__EXTRACTED INFORMATION__
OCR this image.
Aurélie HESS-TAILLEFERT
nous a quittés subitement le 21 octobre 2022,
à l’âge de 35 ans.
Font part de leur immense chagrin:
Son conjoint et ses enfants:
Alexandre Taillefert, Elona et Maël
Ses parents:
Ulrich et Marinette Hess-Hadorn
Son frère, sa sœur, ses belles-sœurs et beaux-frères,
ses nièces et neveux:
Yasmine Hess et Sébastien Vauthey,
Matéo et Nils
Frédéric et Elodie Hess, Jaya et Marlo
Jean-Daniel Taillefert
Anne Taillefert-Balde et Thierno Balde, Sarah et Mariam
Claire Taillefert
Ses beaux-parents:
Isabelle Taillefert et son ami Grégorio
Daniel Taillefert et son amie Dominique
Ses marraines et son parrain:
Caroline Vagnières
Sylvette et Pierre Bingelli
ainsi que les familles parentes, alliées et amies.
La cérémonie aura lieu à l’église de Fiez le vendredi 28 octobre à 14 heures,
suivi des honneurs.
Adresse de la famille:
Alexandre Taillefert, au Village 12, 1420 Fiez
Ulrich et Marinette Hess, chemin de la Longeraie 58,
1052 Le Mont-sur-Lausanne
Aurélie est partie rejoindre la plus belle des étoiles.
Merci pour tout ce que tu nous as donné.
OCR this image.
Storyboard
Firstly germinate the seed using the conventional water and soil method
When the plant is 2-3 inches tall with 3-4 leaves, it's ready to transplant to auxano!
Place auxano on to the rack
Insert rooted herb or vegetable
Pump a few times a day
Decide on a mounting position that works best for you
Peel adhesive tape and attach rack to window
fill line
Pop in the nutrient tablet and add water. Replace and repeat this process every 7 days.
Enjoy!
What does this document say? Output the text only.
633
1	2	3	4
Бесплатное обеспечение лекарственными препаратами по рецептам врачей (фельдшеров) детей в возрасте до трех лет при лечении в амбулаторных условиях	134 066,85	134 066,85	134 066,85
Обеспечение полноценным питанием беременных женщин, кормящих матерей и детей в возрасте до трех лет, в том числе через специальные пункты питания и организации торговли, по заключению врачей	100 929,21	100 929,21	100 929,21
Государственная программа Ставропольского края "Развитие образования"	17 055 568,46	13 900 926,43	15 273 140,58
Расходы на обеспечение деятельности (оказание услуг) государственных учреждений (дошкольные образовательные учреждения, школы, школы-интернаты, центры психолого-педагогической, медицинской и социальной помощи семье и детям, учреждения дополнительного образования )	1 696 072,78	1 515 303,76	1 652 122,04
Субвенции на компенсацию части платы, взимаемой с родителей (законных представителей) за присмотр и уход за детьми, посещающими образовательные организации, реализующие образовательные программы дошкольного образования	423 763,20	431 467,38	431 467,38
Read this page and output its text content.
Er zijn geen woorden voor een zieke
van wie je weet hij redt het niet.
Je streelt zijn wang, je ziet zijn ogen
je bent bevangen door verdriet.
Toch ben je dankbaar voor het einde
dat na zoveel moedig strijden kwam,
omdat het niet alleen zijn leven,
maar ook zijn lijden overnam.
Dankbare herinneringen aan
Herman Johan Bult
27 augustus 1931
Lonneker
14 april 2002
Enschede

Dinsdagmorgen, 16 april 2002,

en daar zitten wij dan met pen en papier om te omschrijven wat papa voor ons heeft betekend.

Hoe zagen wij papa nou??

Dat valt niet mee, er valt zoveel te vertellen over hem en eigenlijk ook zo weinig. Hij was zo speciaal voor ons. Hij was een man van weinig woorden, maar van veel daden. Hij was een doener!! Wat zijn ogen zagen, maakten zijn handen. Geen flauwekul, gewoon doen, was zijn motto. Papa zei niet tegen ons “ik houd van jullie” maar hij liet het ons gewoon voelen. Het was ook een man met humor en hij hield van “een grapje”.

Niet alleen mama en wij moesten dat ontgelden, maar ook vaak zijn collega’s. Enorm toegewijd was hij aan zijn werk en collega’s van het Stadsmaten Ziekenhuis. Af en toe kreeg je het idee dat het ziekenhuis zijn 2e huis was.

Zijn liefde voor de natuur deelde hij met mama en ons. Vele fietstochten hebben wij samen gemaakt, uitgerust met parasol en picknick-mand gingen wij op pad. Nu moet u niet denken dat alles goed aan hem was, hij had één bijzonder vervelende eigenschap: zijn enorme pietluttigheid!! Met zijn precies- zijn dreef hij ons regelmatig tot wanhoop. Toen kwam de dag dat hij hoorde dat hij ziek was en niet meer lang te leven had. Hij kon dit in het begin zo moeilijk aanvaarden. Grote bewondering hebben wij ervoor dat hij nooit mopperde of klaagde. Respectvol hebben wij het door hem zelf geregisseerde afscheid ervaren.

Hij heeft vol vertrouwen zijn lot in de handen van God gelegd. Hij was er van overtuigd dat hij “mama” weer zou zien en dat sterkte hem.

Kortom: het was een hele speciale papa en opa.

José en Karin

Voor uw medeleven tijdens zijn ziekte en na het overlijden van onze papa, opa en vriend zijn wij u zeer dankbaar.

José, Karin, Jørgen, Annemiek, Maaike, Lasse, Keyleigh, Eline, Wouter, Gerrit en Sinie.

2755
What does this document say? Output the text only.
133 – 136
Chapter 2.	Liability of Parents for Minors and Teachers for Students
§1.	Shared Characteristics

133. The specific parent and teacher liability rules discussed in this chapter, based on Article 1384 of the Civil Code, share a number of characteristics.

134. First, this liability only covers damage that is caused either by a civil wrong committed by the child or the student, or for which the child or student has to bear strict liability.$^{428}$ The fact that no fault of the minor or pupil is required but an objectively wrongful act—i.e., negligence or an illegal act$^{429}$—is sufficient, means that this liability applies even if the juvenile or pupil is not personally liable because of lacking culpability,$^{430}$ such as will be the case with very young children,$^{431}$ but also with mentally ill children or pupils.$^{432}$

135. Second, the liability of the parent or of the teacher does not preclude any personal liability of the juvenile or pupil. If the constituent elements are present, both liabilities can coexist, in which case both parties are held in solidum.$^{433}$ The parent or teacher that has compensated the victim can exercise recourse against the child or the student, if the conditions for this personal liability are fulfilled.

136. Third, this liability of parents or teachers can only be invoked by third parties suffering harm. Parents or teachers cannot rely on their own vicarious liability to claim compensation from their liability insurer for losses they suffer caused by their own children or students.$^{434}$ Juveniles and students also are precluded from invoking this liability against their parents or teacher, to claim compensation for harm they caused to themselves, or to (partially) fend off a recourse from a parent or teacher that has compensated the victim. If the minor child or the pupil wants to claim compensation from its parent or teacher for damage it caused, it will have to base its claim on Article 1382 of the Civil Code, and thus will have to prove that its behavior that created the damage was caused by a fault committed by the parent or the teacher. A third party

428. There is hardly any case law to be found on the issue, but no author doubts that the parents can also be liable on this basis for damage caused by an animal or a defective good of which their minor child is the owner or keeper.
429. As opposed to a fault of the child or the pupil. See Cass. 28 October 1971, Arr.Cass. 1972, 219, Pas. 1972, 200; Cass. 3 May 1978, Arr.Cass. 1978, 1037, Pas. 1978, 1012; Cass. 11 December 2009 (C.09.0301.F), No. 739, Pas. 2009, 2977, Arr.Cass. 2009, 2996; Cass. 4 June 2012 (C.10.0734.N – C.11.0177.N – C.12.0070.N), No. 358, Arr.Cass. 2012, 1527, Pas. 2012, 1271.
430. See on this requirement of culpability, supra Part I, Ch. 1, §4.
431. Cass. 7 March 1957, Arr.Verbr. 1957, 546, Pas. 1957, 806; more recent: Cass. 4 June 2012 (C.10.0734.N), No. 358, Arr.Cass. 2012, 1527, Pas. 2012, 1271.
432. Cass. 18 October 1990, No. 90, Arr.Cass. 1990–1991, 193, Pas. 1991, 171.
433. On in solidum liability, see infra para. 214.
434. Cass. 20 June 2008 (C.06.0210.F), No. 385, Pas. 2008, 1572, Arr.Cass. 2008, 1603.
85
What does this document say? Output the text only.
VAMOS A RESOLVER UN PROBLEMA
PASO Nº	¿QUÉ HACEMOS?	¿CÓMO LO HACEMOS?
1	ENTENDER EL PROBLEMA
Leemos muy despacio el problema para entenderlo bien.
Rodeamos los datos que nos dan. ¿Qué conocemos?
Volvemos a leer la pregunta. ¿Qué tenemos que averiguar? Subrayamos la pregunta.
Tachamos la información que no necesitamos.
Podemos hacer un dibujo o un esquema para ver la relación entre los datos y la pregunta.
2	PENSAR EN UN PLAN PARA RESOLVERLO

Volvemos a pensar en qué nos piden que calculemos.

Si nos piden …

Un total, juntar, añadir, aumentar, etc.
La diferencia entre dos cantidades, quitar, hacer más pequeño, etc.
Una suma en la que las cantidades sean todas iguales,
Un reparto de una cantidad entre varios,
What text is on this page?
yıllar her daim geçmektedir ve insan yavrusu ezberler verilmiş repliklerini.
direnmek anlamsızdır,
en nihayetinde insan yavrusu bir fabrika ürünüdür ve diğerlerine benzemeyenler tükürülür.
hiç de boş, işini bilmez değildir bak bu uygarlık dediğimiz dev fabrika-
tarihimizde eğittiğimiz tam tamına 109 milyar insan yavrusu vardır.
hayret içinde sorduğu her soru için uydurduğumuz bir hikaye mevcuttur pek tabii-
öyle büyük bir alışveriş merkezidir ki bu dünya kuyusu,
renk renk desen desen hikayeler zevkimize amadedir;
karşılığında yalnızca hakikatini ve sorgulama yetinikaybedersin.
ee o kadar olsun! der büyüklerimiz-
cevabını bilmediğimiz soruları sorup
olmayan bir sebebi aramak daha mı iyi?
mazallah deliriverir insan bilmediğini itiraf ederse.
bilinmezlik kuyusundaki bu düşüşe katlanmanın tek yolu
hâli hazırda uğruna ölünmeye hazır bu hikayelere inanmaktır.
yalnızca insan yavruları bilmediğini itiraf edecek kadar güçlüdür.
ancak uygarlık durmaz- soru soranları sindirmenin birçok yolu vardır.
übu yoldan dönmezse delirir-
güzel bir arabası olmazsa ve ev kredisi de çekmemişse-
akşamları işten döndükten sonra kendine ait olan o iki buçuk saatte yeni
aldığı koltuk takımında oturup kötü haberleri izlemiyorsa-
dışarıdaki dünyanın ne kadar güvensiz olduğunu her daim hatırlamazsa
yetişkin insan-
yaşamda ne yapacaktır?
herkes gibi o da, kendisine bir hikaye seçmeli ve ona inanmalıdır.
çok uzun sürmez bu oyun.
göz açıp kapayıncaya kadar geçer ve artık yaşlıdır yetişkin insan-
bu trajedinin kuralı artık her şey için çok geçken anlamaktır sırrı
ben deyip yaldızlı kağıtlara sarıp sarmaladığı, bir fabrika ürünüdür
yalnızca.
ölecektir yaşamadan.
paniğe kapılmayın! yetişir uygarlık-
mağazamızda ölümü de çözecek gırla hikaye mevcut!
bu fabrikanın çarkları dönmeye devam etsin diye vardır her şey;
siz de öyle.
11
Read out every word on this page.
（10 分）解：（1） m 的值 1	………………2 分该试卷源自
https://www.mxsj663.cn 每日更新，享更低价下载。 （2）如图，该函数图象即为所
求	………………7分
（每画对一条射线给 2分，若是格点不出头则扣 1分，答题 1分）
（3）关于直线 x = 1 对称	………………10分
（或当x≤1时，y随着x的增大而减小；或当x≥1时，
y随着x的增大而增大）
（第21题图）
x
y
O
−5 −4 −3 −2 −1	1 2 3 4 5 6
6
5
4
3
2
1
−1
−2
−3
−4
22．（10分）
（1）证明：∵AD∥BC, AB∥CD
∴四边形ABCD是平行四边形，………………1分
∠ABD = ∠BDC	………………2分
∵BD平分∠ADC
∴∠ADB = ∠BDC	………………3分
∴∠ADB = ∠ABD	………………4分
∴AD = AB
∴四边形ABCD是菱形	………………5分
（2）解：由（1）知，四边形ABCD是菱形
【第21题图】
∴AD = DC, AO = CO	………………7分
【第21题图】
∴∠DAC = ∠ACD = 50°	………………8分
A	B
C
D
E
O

__EXERCISE TASK__
Search the entries for the word "dankbaar" and pick out every line that holds it.

__WORKED SOLUTION__
Toch ben je dankbaar voor het einde
Voor uw medeleven tijdens zijn ziekte en na het overlijden van onze papa, opa en vriend zijn wij u zeer dankbaar.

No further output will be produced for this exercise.